Begin Supplied data

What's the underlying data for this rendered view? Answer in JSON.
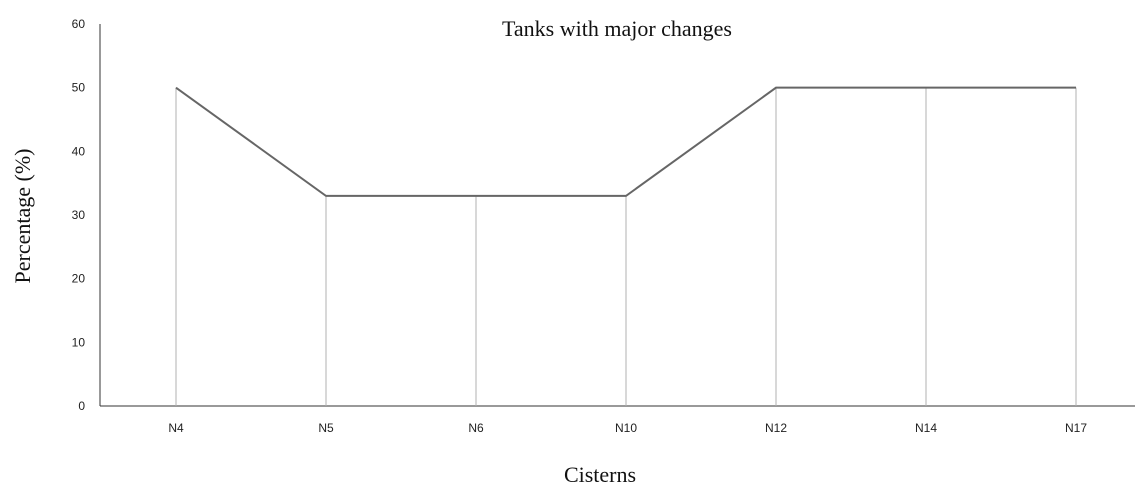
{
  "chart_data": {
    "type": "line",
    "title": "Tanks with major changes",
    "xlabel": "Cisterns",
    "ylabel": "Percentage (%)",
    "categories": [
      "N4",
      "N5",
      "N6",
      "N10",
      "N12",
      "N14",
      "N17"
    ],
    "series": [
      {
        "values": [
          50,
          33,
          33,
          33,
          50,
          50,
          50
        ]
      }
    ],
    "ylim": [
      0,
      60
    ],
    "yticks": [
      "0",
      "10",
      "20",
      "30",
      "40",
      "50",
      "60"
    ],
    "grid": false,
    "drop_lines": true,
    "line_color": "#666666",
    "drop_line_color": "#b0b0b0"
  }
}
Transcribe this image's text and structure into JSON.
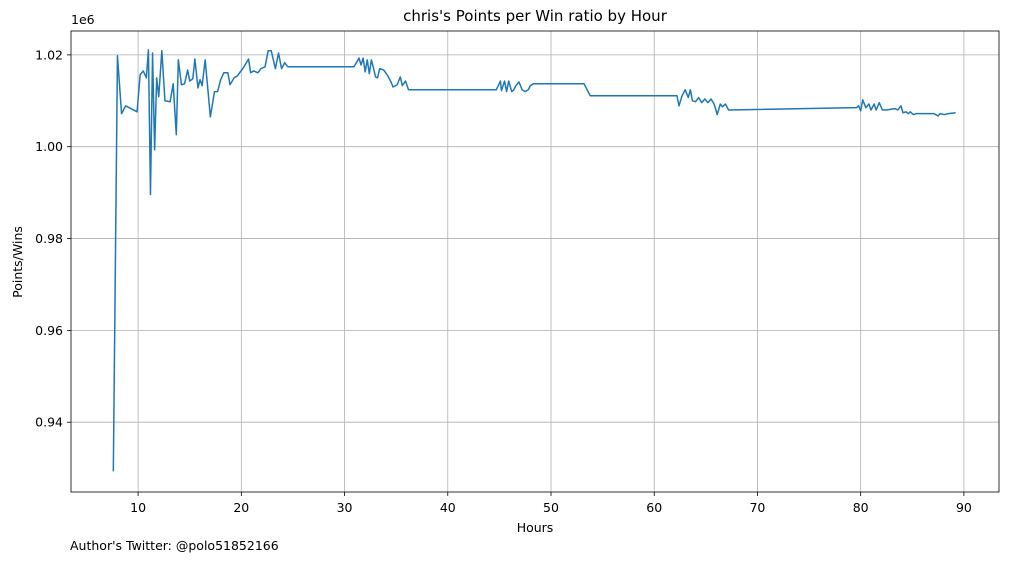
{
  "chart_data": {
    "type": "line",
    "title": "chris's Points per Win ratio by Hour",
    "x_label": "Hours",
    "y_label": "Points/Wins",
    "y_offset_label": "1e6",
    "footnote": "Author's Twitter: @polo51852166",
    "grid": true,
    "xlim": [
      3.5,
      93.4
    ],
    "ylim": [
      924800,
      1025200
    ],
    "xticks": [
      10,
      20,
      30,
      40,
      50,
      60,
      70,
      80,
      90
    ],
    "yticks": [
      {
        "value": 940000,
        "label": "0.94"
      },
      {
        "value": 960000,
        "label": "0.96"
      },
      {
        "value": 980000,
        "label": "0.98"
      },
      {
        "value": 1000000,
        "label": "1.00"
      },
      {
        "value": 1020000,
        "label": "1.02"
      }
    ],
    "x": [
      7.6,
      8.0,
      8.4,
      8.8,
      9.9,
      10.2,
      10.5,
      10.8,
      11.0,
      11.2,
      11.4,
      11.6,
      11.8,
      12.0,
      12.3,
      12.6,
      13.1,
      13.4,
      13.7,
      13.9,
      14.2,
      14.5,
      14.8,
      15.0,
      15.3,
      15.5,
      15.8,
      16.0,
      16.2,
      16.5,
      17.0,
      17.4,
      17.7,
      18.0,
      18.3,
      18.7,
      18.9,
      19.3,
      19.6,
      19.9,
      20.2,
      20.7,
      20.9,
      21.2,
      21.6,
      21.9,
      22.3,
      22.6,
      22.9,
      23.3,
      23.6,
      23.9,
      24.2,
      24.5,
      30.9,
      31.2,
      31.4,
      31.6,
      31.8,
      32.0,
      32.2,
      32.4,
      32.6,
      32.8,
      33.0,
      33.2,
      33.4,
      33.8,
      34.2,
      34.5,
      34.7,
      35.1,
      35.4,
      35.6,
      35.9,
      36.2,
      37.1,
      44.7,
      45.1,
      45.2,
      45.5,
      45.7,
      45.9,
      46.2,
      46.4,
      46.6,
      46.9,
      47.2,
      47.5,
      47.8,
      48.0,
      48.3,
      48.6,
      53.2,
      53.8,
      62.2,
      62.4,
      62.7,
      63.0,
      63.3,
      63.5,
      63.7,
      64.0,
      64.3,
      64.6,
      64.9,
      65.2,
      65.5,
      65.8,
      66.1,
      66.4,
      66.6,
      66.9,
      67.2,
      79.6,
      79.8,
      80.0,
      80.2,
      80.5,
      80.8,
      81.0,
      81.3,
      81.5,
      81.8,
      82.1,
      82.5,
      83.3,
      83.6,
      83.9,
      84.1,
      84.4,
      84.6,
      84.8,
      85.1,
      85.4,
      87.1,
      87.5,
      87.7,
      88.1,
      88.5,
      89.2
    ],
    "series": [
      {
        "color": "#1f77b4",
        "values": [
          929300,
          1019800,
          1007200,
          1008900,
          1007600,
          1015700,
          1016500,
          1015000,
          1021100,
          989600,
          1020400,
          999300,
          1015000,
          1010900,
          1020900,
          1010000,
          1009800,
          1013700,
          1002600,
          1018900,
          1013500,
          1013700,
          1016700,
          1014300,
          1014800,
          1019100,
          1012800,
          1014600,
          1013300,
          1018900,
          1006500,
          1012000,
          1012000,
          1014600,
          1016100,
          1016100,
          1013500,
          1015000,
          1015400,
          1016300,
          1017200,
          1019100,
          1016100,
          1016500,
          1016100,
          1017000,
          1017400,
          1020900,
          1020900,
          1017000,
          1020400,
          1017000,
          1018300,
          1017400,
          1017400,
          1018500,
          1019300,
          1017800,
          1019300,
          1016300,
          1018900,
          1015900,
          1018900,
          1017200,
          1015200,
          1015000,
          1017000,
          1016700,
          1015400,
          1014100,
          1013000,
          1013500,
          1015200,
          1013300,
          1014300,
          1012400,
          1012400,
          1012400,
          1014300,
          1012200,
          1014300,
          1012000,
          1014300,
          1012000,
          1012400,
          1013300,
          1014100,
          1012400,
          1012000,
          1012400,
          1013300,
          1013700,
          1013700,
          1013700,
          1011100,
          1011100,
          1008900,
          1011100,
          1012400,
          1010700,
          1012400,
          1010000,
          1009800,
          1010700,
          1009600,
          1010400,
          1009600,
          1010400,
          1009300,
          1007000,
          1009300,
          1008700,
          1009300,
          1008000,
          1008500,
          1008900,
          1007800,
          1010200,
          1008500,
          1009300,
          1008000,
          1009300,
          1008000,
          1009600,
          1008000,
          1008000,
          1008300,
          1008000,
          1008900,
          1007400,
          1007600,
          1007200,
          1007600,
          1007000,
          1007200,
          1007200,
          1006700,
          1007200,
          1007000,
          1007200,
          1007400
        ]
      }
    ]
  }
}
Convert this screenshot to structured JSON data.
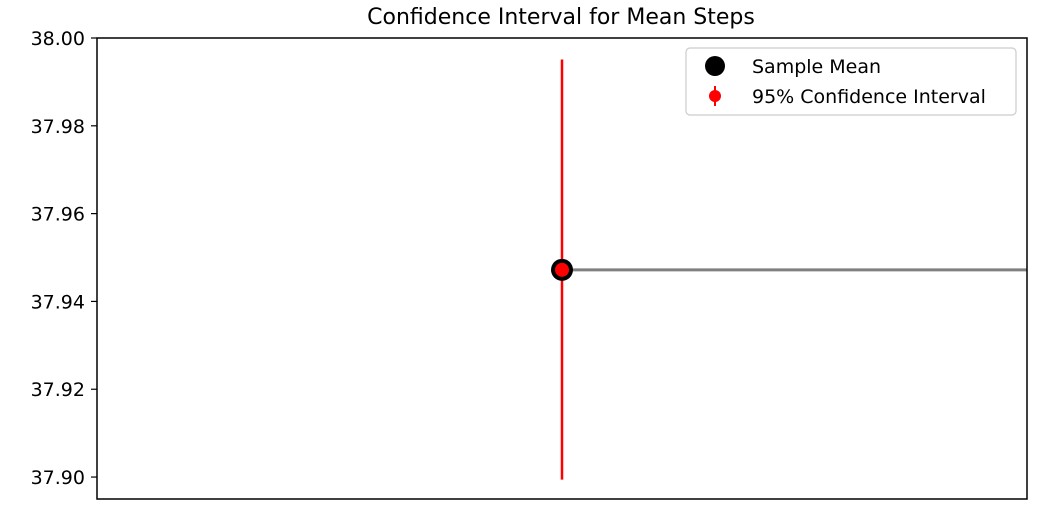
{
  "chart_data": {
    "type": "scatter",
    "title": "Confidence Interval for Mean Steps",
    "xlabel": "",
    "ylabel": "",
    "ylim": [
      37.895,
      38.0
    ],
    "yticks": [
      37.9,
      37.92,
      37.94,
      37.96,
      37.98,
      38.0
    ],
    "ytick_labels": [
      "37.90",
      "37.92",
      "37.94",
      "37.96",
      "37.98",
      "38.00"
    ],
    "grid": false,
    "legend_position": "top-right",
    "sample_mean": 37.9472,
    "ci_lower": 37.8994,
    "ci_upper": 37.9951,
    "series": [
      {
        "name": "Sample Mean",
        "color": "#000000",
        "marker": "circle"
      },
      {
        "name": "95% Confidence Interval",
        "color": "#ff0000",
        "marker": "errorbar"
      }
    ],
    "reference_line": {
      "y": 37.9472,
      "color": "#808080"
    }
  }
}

End Supplied data

Exercise — In the listing, find all lines with the string "Confidence" and copy them.

Task output —
    "title": "Confidence Interval for Mean Steps",
        "name": "95% Confidence Interval",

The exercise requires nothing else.